───── EXTRACTO ─────

ÁNGELA MORENO
El estadio Nueva Condomina, que empezó a perder estrellas incluso antes de su inauguración, cumplió ayer tres años de vida después de que el 11 de octubre del año 2006 viviese su puesta de largo con un partido amistoso de lujo, el que enfrentaba a la selección española y a Argentina.
Desde el mismo día de su estreno, el estadio murcianista pasó a ser portada de la mayoría de medios nacionales e internacionales por su maltrecho césped, algo que todavía no se ha solucionado ni tiene pinta de que el remedio esté cercano, y la lesión del argentino Maxi Rodríguez.
"Maxi, víctima de un pésimo césped", titulaba el diario 'El País'; "el césped, una playa", lo calificaba 'As', fueron sólo algunas de las críticas que recibió un terreno de juego que dio la vuelta al mundo por su pésima imagen.
La improvisación, tanto de la Federación Española como del propio Real Murcia, fue castigada con duras críticas que sirvieron de poco, sobre todo porque tres años después el conjunto grana sigue sufriendo las malas condiciones del césped, sin realizar una resiembra que ya se torna imprescindible.

───── REGISTROS ─────

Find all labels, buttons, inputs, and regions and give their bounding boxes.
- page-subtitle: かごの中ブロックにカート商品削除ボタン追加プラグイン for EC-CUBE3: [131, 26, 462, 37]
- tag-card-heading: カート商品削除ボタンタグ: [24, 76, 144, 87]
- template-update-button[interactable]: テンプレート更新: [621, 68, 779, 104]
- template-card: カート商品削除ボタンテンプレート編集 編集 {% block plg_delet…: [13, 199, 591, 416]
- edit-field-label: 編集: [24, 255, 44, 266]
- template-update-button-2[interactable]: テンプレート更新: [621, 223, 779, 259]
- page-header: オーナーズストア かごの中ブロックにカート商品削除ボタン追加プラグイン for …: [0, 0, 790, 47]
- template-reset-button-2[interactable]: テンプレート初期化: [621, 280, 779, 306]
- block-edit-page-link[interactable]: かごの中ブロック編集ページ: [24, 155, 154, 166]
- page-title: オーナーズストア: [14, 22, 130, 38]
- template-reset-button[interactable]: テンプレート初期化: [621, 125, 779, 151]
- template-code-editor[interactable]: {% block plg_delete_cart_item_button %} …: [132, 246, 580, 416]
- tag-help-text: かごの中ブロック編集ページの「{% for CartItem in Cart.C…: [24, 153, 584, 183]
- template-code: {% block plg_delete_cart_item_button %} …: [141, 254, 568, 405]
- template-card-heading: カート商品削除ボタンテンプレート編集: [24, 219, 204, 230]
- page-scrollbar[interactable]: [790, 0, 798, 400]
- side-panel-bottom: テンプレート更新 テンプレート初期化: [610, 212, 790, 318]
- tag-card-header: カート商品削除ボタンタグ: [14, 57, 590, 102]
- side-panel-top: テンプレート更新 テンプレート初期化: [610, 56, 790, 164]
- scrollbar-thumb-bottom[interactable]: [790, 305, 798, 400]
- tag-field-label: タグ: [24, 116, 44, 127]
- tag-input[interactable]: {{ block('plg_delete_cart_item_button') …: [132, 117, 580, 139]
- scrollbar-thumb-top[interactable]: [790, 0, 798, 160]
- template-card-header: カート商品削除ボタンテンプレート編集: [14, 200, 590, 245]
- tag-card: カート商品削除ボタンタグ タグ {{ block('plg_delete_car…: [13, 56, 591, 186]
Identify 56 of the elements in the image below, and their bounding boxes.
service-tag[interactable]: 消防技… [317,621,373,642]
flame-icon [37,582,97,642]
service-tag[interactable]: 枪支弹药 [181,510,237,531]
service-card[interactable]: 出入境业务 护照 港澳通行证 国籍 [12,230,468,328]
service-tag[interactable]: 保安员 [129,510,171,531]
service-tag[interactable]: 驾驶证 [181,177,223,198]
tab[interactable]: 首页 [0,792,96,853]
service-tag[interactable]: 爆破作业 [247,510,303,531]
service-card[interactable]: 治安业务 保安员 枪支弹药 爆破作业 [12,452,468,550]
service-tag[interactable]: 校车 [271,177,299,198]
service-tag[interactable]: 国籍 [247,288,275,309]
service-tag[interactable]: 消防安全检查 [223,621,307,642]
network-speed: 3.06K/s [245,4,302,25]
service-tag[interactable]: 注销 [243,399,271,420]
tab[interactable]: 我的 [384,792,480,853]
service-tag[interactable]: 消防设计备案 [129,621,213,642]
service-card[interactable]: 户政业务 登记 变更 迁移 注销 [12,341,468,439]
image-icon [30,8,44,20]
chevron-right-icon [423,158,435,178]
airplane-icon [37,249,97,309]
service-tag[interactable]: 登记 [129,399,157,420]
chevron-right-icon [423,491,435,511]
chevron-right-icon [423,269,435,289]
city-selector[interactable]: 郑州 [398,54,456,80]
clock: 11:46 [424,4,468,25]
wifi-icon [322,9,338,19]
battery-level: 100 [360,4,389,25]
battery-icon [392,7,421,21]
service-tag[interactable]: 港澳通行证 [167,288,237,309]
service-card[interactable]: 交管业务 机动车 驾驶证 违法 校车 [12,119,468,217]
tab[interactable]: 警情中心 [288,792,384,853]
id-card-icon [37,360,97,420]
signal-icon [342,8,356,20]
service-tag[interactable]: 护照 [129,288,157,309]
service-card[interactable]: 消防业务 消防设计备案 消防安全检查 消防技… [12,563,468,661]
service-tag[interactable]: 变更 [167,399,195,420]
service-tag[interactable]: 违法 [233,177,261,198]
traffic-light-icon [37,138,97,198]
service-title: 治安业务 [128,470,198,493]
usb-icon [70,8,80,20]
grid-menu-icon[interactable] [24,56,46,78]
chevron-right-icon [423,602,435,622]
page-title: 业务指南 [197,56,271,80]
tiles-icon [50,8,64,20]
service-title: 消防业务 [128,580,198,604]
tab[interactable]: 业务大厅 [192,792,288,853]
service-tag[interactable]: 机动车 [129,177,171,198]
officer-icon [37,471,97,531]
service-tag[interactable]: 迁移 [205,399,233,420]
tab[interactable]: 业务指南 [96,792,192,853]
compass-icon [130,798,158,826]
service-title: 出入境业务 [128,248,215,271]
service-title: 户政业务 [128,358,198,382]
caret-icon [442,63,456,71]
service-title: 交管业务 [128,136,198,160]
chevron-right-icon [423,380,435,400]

─────

**QUÉ TRABAJAR**
a – Responde según el extracto:
(i) ¿Qué selecciones jugaron el partido amistoso de la inauguración del estadio?
(ii) ¿Qué jugador sufrió una lesión en el estreno?
(iii) ¿Qué diario calificó el césped de "una playa"?
b – ¿Puedes reproducir sin cambios el pasaje del extracto que va de "ÁNGELA MORENO" a "su pésima imagen."?
El listado procede de otra fuente distinta.

**RESULTADOS POR TAREA**
a –
(i) La selección española y Argentina.
(ii) El argentino Maxi Rodríguez.
(iii) 'As'.

b –
ÁNGELA MORENO
El estadio Nueva Condomina, que empezó a perder estrellas incluso antes de su inauguración, cumplió ayer tres años de vida después de que el 11 de octubre del año 2006 viviese su puesta de largo con un partido amistoso de lujo, el que enfrentaba a la selección española y a Argentina.
Desde el mismo día de su estreno, el estadio murcianista pasó a ser portada de la mayoría de medios nacionales e internacionales por su maltrecho césped, algo que todavía no se ha solucionado ni tiene pinta de que el remedio esté cercano, y la lesión del argentino Maxi Rodríguez.
"Maxi, víctima de un pésimo césped", titulaba el diario 'El País'; "el césped, una playa", lo calificaba 'As', fueron sólo algunas de las críticas que recibió un terreno de juego que dio la vuelta al mundo por su pésima imagen.